- _PROMPT_: In the data below, locate each line with the word "What" and list it.

[Source data]
--- start ---

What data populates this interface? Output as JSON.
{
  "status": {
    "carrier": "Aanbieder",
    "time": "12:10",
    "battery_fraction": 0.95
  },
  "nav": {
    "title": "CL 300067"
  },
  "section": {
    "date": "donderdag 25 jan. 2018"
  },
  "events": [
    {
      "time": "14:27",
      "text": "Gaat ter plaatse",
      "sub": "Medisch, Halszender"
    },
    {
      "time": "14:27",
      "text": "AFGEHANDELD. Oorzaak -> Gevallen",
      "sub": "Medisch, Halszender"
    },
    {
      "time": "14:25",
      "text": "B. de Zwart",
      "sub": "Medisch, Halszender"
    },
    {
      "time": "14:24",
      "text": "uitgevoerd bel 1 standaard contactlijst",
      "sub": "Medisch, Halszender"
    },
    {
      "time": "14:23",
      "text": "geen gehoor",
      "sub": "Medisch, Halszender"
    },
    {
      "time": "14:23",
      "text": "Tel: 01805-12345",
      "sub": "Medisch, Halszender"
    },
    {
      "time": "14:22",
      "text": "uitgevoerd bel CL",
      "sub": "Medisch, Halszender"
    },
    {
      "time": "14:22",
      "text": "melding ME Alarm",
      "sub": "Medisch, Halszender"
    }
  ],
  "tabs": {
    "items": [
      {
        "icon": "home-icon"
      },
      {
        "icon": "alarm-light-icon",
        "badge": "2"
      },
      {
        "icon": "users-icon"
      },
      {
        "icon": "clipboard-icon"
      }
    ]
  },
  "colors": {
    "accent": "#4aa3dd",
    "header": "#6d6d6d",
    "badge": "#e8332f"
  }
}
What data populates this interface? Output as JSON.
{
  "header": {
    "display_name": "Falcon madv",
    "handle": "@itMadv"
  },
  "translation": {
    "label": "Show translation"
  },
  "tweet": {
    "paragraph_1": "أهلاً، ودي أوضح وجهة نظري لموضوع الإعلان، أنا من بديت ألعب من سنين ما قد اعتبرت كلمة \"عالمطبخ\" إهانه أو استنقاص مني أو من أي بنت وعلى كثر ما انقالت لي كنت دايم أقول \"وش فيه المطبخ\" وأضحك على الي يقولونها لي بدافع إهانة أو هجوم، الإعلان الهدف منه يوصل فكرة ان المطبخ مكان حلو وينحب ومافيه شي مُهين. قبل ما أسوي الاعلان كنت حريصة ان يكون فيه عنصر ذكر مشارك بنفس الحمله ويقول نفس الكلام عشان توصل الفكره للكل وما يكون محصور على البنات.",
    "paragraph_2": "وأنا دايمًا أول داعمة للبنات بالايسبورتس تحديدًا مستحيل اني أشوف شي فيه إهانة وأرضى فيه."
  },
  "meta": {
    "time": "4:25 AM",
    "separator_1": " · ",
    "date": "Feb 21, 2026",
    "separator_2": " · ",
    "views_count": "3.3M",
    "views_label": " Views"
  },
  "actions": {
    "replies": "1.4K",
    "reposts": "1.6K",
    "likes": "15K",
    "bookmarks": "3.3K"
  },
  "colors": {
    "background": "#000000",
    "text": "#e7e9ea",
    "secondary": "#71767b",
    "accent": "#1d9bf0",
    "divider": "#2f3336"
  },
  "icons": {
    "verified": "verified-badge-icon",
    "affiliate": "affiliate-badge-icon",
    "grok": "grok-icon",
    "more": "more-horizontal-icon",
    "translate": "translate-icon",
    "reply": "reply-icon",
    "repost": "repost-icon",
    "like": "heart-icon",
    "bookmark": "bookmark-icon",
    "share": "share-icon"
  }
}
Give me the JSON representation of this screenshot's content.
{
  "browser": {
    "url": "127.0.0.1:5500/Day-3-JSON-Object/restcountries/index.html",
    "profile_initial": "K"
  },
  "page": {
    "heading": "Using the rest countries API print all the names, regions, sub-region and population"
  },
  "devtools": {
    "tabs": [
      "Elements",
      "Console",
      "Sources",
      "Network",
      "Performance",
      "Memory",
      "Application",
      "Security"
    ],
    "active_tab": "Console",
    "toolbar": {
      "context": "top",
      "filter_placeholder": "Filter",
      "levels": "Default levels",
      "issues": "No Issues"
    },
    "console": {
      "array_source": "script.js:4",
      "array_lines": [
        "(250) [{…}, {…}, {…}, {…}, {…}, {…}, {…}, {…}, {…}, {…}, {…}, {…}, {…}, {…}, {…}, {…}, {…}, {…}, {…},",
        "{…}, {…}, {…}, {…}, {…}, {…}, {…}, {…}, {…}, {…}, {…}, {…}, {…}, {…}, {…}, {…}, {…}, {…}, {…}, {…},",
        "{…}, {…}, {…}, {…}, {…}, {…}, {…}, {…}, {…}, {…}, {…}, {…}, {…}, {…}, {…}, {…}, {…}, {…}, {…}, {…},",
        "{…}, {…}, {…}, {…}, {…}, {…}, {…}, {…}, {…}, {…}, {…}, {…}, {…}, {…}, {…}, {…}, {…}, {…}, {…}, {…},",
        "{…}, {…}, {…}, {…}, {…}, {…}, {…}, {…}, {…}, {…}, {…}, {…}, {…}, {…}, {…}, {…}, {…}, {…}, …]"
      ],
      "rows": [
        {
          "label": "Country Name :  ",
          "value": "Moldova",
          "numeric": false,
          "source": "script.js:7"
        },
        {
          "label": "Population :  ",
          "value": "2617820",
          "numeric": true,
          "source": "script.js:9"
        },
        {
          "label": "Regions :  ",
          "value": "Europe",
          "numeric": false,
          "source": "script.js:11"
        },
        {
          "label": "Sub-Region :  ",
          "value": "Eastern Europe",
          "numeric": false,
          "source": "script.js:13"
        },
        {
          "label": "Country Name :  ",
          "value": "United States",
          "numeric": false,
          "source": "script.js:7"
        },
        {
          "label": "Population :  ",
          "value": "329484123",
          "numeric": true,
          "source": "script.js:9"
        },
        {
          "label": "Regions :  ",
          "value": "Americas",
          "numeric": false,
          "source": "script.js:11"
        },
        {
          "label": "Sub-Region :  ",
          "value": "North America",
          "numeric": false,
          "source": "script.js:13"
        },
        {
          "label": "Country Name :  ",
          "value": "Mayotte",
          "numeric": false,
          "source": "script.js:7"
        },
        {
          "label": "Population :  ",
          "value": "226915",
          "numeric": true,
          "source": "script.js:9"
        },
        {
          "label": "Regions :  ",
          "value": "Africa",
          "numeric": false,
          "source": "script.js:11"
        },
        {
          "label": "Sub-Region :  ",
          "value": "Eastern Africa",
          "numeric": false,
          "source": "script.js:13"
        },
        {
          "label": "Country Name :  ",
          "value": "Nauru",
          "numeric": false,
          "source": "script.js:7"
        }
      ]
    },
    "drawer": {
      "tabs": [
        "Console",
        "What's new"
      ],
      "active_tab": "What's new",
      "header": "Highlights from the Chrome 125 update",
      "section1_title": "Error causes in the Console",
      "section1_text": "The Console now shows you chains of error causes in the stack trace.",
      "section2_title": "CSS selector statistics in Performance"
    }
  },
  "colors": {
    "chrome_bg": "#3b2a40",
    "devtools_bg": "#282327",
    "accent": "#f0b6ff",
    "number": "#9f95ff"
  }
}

--- end ---

- _REPLY TO THE TASK_:
What data populates this interface? Output as JSON.
What data populates this interface? Output as JSON.
        "What's new"
      "active_tab": "What's new",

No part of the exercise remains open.